- _INFORMATION SHOWN_
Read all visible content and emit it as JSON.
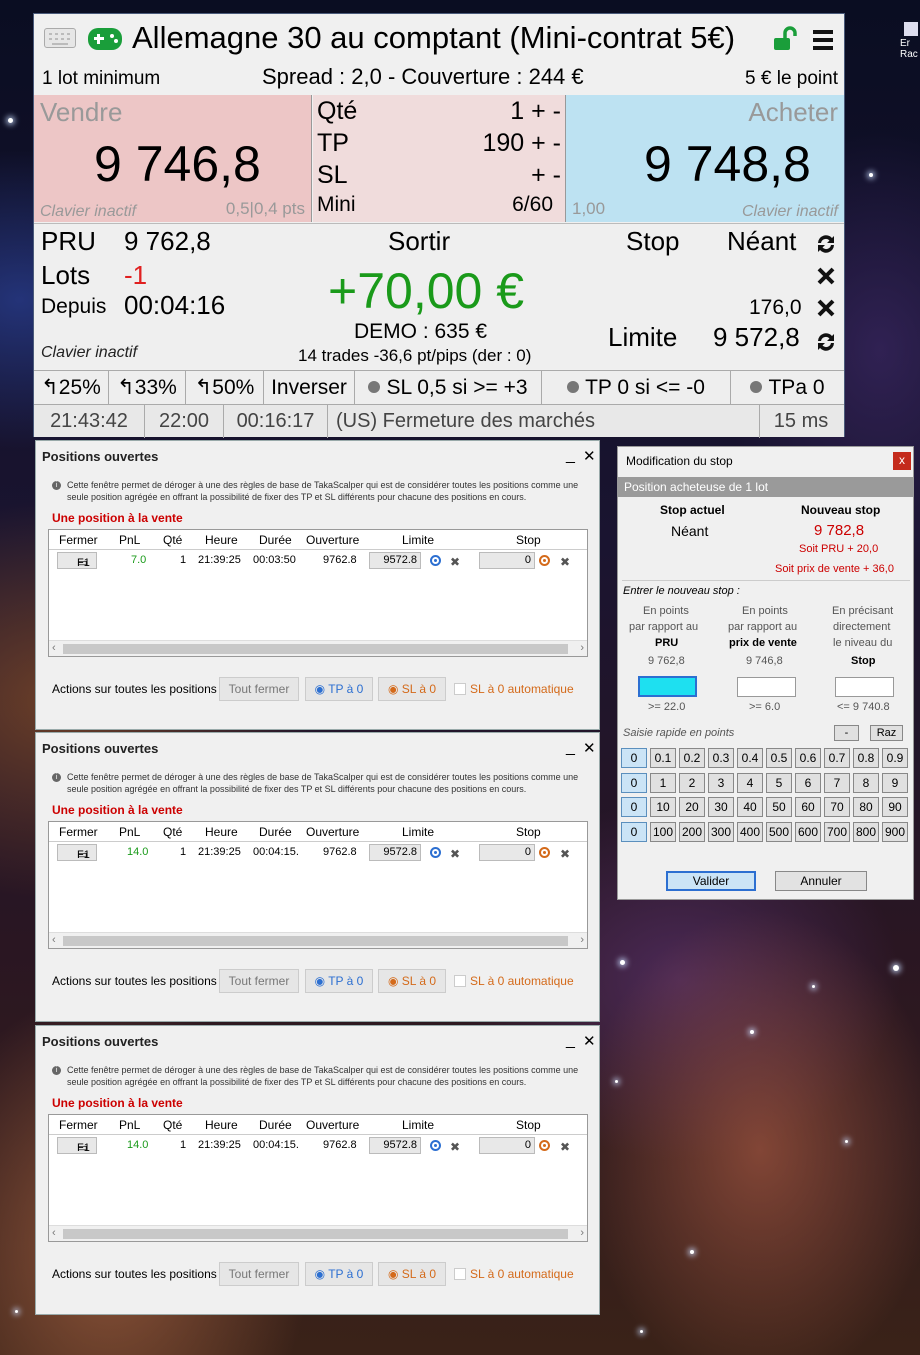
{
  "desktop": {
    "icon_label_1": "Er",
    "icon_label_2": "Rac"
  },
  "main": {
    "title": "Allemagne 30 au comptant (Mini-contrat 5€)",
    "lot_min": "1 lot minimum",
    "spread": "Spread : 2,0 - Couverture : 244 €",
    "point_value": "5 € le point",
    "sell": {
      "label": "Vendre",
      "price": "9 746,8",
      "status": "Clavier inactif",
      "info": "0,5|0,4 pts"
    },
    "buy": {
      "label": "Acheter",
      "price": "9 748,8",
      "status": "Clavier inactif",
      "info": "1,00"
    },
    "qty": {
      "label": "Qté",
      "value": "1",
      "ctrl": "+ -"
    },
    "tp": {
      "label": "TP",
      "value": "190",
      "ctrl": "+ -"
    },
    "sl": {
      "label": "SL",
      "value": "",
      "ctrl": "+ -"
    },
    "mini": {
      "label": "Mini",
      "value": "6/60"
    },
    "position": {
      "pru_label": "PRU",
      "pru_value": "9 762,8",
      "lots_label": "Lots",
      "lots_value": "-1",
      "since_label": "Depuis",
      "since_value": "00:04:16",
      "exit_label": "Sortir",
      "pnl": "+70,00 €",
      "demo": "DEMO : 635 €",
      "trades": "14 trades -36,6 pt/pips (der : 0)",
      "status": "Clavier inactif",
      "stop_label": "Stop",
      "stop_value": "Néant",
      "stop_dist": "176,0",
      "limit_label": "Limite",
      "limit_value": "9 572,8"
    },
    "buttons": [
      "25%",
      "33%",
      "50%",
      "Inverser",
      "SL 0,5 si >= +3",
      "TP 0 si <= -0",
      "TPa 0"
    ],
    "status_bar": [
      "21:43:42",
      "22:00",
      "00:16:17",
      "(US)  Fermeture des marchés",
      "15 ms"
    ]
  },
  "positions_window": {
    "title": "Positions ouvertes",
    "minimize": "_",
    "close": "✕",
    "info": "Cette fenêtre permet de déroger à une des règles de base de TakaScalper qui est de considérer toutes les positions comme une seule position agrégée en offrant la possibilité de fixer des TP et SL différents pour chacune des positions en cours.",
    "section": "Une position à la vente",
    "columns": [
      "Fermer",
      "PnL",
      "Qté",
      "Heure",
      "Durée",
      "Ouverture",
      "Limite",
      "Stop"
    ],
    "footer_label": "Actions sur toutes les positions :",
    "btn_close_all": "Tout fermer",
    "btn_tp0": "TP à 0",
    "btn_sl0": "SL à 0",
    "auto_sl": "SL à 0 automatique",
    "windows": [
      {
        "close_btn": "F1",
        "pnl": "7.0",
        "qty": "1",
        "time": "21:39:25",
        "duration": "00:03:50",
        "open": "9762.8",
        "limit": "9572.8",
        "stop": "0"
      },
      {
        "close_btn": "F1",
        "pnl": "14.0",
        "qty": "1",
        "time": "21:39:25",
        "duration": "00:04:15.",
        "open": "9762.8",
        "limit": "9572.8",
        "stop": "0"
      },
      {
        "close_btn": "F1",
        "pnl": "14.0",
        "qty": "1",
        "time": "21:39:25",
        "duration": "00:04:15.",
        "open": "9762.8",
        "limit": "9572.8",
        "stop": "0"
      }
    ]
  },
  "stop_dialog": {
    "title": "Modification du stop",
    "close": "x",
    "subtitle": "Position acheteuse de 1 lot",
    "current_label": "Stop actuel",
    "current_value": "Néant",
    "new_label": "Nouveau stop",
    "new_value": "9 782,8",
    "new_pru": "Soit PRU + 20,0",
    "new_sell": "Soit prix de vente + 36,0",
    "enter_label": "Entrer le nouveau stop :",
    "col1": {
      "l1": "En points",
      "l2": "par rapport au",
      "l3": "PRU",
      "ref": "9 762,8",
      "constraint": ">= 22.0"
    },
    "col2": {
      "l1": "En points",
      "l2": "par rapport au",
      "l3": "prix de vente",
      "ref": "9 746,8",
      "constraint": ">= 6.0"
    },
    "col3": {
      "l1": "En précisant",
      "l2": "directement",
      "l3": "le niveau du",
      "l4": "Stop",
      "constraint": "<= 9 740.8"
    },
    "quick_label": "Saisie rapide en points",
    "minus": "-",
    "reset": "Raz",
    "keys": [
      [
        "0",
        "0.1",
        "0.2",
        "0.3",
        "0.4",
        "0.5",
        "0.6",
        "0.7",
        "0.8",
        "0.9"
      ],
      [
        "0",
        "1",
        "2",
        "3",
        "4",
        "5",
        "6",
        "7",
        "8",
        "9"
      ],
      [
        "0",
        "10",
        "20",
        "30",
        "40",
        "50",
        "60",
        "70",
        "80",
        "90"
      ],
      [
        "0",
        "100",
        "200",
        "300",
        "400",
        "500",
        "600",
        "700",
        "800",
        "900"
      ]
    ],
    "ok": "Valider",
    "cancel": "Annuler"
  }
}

- _OBJECTIVE_
Copy out the records above in full, exactly as written, but not the pictures.

- _PROBLEM SOLUTION_
Read all visible content and emit it as JSON.
{
  "desktop": {
    "icon_label_1": "Er",
    "icon_label_2": "Rac"
  },
  "main": {
    "title": "Allemagne 30 au comptant (Mini-contrat 5€)",
    "lot_min": "1 lot minimum",
    "spread": "Spread : 2,0 - Couverture : 244 €",
    "point_value": "5 € le point",
    "sell": {
      "label": "Vendre",
      "price": "9 746,8",
      "status": "Clavier inactif",
      "info": "0,5|0,4 pts"
    },
    "buy": {
      "label": "Acheter",
      "price": "9 748,8",
      "status": "Clavier inactif",
      "info": "1,00"
    },
    "qty": {
      "label": "Qté",
      "value": "1",
      "ctrl": "+ -"
    },
    "tp": {
      "label": "TP",
      "value": "190",
      "ctrl": "+ -"
    },
    "sl": {
      "label": "SL",
      "value": "",
      "ctrl": "+ -"
    },
    "mini": {
      "label": "Mini",
      "value": "6/60"
    },
    "position": {
      "pru_label": "PRU",
      "pru_value": "9 762,8",
      "lots_label": "Lots",
      "lots_value": "-1",
      "since_label": "Depuis",
      "since_value": "00:04:16",
      "exit_label": "Sortir",
      "pnl": "+70,00 €",
      "demo": "DEMO : 635 €",
      "trades": "14 trades -36,6 pt/pips (der : 0)",
      "status": "Clavier inactif",
      "stop_label": "Stop",
      "stop_value": "Néant",
      "stop_dist": "176,0",
      "limit_label": "Limite",
      "limit_value": "9 572,8"
    },
    "buttons": [
      "25%",
      "33%",
      "50%",
      "Inverser",
      "SL 0,5 si >= +3",
      "TP 0 si <= -0",
      "TPa 0"
    ],
    "status_bar": [
      "21:43:42",
      "22:00",
      "00:16:17",
      "(US)  Fermeture des marchés",
      "15 ms"
    ]
  },
  "positions_window": {
    "title": "Positions ouvertes",
    "minimize": "_",
    "close": "✕",
    "info": "Cette fenêtre permet de déroger à une des règles de base de TakaScalper qui est de considérer toutes les positions comme une seule position agrégée en offrant la possibilité de fixer des TP et SL différents pour chacune des positions en cours.",
    "section": "Une position à la vente",
    "columns": [
      "Fermer",
      "PnL",
      "Qté",
      "Heure",
      "Durée",
      "Ouverture",
      "Limite",
      "Stop"
    ],
    "footer_label": "Actions sur toutes les positions :",
    "btn_close_all": "Tout fermer",
    "btn_tp0": "TP à 0",
    "btn_sl0": "SL à 0",
    "auto_sl": "SL à 0 automatique",
    "windows": [
      {
        "close_btn": "F1",
        "pnl": "7.0",
        "qty": "1",
        "time": "21:39:25",
        "duration": "00:03:50",
        "open": "9762.8",
        "limit": "9572.8",
        "stop": "0"
      },
      {
        "close_btn": "F1",
        "pnl": "14.0",
        "qty": "1",
        "time": "21:39:25",
        "duration": "00:04:15.",
        "open": "9762.8",
        "limit": "9572.8",
        "stop": "0"
      },
      {
        "close_btn": "F1",
        "pnl": "14.0",
        "qty": "1",
        "time": "21:39:25",
        "duration": "00:04:15.",
        "open": "9762.8",
        "limit": "9572.8",
        "stop": "0"
      }
    ]
  },
  "stop_dialog": {
    "title": "Modification du stop",
    "close": "x",
    "subtitle": "Position acheteuse de 1 lot",
    "current_label": "Stop actuel",
    "current_value": "Néant",
    "new_label": "Nouveau stop",
    "new_value": "9 782,8",
    "new_pru": "Soit PRU + 20,0",
    "new_sell": "Soit prix de vente + 36,0",
    "enter_label": "Entrer le nouveau stop :",
    "col1": {
      "l1": "En points",
      "l2": "par rapport au",
      "l3": "PRU",
      "ref": "9 762,8",
      "constraint": ">= 22.0"
    },
    "col2": {
      "l1": "En points",
      "l2": "par rapport au",
      "l3": "prix de vente",
      "ref": "9 746,8",
      "constraint": ">= 6.0"
    },
    "col3": {
      "l1": "En précisant",
      "l2": "directement",
      "l3": "le niveau du",
      "l4": "Stop",
      "constraint": "<= 9 740.8"
    },
    "quick_label": "Saisie rapide en points",
    "minus": "-",
    "reset": "Raz",
    "keys": [
      [
        "0",
        "0.1",
        "0.2",
        "0.3",
        "0.4",
        "0.5",
        "0.6",
        "0.7",
        "0.8",
        "0.9"
      ],
      [
        "0",
        "1",
        "2",
        "3",
        "4",
        "5",
        "6",
        "7",
        "8",
        "9"
      ],
      [
        "0",
        "10",
        "20",
        "30",
        "40",
        "50",
        "60",
        "70",
        "80",
        "90"
      ],
      [
        "0",
        "100",
        "200",
        "300",
        "400",
        "500",
        "600",
        "700",
        "800",
        "900"
      ]
    ],
    "ok": "Valider",
    "cancel": "Annuler"
  }
}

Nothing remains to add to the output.